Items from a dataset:

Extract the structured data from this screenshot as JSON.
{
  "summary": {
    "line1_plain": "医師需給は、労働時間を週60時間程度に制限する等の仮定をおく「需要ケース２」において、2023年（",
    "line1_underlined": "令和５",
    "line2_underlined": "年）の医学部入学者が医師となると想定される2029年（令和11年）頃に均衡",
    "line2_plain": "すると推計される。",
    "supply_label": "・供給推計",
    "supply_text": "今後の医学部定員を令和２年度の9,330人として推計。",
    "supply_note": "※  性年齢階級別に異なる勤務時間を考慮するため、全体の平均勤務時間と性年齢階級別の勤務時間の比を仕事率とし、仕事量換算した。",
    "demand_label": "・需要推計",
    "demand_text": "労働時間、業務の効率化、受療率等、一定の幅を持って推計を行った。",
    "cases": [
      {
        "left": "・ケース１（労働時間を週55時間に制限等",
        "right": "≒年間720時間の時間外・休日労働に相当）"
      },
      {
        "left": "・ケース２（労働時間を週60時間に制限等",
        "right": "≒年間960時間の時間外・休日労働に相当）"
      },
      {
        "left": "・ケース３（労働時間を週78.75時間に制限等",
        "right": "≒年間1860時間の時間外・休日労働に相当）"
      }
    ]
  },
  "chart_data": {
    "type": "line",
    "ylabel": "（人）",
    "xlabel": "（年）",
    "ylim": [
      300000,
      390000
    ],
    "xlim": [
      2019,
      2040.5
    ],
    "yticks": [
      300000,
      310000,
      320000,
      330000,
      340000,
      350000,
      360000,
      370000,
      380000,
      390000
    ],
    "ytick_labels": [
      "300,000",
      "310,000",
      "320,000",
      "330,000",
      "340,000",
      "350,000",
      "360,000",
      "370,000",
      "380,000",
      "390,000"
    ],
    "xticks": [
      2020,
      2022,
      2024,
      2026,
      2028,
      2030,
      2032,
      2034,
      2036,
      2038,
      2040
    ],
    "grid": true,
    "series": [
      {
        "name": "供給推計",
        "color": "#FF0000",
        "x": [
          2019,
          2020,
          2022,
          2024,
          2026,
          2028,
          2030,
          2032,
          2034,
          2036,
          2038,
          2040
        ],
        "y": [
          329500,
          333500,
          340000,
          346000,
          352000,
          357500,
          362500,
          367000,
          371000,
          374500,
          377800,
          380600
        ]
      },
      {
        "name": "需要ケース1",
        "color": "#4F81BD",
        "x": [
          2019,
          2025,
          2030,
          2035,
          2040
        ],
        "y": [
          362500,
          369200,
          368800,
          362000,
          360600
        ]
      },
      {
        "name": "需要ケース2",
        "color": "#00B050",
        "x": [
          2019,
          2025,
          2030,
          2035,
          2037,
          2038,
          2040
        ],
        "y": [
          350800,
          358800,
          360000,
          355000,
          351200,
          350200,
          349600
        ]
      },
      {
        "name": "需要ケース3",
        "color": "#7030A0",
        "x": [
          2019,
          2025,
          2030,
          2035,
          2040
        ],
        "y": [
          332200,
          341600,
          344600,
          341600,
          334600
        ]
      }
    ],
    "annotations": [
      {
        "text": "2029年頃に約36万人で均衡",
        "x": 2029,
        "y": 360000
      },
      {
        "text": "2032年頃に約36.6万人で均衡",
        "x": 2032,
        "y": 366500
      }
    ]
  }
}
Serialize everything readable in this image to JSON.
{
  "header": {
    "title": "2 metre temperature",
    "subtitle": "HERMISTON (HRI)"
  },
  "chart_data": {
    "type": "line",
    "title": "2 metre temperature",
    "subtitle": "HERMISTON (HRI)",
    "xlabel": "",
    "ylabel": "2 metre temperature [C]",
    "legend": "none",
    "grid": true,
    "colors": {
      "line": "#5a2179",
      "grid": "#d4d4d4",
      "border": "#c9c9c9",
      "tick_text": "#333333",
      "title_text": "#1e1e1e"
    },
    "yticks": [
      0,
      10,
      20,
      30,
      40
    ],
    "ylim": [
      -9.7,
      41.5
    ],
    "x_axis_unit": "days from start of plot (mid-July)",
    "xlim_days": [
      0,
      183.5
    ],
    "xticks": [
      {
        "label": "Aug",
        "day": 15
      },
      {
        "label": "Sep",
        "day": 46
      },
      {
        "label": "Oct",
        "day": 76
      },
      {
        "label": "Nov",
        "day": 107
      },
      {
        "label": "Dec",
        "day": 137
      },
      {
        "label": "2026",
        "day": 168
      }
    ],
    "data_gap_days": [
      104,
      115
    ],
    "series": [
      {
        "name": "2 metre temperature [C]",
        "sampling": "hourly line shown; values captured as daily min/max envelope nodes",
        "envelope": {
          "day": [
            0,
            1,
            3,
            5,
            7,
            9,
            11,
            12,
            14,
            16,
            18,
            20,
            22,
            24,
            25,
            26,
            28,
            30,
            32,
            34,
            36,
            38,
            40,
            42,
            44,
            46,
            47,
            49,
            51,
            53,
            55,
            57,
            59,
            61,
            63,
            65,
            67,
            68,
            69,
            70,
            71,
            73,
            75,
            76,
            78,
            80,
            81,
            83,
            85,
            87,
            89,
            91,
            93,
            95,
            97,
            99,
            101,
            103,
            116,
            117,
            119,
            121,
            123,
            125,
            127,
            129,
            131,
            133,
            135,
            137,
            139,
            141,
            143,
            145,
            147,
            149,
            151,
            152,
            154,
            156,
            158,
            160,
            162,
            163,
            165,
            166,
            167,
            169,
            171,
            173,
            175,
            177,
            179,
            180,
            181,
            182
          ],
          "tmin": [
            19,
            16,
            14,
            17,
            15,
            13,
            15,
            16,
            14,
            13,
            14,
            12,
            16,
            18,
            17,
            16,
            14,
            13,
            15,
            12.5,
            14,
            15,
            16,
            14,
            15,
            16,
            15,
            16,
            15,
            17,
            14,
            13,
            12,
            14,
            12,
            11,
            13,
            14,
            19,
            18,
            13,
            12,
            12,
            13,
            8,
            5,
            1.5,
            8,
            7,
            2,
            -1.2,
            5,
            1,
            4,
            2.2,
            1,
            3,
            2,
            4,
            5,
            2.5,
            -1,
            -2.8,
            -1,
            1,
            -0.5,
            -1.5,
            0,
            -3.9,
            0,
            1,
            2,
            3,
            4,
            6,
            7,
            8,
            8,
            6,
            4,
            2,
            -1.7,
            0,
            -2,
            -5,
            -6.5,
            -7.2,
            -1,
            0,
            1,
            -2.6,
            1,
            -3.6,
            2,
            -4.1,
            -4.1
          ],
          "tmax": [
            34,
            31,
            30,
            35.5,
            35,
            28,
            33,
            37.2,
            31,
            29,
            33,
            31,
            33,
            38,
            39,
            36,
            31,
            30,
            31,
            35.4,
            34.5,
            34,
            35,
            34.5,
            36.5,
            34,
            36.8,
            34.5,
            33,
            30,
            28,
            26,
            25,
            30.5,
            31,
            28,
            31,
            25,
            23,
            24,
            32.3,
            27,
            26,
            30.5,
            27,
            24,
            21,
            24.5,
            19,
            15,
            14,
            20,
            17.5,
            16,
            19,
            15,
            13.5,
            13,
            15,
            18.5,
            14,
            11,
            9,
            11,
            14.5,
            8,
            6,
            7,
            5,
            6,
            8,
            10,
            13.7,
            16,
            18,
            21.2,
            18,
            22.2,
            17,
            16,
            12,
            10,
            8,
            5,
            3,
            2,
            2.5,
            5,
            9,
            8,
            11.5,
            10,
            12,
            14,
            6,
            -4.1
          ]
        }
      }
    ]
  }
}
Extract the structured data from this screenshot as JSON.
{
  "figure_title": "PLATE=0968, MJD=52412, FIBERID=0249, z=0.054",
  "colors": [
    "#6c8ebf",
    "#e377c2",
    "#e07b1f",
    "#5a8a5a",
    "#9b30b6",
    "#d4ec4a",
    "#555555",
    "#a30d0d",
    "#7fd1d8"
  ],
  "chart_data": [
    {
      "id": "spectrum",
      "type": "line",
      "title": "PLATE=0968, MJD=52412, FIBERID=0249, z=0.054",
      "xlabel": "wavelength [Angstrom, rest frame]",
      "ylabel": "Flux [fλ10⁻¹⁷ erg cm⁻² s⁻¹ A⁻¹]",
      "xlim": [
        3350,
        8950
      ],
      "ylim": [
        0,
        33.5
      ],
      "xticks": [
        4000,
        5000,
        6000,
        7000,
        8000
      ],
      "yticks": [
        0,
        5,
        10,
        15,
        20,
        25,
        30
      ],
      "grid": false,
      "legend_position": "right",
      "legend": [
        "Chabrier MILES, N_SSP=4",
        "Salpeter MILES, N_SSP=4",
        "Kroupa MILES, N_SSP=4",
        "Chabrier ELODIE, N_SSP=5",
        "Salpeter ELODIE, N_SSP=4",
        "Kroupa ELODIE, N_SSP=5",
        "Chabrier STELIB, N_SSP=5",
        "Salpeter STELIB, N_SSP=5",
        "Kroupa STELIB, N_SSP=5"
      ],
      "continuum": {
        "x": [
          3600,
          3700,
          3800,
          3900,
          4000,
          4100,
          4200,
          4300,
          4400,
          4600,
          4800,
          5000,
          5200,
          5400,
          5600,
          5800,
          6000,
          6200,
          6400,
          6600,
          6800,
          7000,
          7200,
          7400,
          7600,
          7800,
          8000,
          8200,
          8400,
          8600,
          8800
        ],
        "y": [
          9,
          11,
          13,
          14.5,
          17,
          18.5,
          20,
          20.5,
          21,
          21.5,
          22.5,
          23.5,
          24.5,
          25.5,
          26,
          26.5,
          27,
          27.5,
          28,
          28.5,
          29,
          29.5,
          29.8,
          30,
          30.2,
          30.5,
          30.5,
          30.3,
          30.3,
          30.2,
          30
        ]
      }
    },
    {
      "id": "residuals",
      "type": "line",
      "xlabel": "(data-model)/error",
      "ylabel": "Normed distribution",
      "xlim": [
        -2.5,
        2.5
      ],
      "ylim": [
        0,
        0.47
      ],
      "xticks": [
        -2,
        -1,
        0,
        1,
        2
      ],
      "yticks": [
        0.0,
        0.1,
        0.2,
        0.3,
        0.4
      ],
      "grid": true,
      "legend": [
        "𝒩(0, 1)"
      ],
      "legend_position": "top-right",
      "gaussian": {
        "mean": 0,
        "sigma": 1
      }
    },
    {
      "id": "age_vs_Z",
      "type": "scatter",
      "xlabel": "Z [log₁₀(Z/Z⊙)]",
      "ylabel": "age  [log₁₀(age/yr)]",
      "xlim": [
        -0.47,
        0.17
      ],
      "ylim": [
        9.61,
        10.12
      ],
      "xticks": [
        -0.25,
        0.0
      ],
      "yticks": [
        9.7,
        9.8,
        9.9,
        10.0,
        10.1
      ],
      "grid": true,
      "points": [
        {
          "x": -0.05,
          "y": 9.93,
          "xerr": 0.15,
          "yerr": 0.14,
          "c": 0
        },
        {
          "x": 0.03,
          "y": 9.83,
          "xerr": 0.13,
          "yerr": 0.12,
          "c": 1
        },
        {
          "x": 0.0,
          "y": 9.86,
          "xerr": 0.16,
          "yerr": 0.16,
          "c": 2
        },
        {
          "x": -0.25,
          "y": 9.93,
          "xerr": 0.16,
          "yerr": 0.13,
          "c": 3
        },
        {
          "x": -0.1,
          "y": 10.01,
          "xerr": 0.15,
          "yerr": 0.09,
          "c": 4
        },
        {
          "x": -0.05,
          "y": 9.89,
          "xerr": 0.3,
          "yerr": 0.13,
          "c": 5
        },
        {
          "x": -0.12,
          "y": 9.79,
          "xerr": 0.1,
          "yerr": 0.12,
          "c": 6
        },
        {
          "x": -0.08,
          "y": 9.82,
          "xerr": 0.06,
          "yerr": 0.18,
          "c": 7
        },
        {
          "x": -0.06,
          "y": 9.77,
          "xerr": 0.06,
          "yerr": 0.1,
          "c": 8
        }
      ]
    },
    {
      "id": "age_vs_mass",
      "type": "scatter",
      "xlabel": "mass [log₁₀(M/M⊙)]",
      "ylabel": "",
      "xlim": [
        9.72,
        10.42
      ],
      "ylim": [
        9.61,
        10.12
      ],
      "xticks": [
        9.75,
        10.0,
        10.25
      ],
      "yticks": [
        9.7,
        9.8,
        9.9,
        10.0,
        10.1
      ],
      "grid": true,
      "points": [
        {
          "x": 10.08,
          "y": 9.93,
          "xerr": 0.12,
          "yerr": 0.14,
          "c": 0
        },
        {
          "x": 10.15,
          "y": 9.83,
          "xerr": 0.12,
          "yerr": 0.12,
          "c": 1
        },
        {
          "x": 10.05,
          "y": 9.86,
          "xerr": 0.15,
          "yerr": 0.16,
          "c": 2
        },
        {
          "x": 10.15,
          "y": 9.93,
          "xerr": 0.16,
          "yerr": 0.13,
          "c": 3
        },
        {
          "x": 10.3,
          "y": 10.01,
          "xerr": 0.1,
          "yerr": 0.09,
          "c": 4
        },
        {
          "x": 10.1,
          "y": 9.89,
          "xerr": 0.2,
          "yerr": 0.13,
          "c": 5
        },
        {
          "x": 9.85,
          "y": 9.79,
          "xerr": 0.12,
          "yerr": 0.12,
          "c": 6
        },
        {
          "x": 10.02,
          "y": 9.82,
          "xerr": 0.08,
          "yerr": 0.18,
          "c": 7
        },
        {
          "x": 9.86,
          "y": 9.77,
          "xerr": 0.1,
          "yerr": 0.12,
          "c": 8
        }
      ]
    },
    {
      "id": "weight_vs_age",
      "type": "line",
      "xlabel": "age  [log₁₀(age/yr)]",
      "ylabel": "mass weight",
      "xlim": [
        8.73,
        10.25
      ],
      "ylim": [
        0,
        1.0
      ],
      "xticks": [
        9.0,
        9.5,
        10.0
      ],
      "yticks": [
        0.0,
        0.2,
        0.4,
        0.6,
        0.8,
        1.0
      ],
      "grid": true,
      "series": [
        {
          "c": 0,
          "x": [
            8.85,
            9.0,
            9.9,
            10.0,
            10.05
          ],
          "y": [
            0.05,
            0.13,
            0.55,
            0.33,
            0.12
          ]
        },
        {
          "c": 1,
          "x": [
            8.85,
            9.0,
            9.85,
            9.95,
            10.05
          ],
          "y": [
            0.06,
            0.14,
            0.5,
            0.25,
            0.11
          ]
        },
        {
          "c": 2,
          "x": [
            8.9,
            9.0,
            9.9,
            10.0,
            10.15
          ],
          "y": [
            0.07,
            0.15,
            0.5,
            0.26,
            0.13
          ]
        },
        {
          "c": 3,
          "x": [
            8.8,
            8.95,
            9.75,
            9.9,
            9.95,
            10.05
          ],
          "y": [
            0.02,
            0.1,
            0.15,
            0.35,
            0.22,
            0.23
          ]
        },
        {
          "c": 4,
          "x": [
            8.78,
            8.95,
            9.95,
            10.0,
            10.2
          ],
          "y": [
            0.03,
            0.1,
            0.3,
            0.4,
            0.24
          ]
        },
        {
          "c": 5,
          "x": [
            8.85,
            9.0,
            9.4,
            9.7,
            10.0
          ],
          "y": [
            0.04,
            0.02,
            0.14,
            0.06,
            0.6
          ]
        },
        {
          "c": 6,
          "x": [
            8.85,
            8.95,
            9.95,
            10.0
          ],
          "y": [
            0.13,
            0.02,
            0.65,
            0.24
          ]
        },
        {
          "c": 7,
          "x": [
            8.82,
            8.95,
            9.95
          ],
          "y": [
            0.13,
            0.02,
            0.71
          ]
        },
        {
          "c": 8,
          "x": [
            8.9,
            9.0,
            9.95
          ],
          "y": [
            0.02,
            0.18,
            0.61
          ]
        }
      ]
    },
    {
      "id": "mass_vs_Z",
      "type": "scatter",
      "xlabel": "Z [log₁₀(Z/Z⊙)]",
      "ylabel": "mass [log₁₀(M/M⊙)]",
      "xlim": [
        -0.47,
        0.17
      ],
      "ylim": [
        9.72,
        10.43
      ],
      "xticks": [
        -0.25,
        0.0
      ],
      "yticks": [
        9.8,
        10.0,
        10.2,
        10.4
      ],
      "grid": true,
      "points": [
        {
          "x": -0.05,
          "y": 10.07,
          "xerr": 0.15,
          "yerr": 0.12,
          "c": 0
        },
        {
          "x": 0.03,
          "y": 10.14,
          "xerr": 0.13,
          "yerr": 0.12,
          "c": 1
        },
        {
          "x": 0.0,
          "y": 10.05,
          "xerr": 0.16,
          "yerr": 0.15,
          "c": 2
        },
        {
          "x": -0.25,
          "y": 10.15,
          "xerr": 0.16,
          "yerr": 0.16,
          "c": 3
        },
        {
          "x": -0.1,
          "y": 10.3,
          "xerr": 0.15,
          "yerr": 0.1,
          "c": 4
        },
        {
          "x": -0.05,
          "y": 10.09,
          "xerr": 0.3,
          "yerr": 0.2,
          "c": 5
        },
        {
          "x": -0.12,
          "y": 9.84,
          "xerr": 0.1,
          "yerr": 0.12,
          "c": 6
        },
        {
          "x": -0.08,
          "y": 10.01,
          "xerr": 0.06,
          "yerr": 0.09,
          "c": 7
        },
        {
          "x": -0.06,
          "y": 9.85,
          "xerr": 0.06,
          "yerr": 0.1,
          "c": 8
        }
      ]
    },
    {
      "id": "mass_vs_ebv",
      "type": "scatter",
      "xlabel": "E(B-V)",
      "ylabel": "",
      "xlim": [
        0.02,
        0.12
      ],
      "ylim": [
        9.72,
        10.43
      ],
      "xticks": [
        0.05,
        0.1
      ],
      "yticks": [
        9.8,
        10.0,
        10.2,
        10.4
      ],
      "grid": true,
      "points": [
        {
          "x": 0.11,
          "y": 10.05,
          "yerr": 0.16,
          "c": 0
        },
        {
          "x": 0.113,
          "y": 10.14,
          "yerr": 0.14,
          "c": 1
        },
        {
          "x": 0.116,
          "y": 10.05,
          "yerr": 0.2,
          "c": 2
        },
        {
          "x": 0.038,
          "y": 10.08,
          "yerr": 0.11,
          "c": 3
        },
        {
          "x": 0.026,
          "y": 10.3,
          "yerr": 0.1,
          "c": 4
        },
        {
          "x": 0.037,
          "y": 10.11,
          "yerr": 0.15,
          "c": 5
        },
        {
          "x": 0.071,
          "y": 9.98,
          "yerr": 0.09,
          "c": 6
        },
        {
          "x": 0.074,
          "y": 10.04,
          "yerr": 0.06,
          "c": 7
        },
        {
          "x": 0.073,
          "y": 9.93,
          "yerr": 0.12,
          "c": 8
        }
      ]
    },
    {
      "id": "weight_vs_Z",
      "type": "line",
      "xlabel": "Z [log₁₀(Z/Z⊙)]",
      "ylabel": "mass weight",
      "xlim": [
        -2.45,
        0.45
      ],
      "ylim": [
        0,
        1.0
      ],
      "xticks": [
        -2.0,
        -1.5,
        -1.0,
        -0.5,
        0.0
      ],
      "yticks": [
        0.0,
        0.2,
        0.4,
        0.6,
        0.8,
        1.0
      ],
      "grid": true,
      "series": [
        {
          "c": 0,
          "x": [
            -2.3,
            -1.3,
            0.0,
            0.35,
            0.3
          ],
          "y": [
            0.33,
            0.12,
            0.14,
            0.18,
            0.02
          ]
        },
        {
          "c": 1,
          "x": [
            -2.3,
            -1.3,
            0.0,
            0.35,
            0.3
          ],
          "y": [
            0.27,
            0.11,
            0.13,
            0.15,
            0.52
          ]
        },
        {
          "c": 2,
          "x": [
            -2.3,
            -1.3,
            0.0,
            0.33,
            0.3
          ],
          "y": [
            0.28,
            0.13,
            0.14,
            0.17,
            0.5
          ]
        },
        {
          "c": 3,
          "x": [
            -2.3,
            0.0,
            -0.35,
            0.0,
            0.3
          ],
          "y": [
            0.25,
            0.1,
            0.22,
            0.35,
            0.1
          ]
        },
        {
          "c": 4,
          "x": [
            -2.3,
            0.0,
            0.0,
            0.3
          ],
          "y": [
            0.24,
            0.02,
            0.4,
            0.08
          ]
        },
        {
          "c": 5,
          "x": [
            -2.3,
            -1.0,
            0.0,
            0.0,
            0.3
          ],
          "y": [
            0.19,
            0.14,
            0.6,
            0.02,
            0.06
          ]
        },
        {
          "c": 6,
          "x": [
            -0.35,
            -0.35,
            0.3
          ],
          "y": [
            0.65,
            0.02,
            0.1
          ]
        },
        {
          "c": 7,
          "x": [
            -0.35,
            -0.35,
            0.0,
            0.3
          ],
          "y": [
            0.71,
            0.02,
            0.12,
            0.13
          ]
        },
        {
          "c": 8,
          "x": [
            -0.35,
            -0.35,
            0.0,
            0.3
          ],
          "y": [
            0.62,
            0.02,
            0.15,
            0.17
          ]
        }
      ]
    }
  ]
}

#### Exercise details
Identify and copy the lines holding the word "MILES".

#### Final result
        "Chabrier MILES, N_SSP=4",
        "Salpeter MILES, N_SSP=4",
        "Kroupa MILES, N_SSP=4",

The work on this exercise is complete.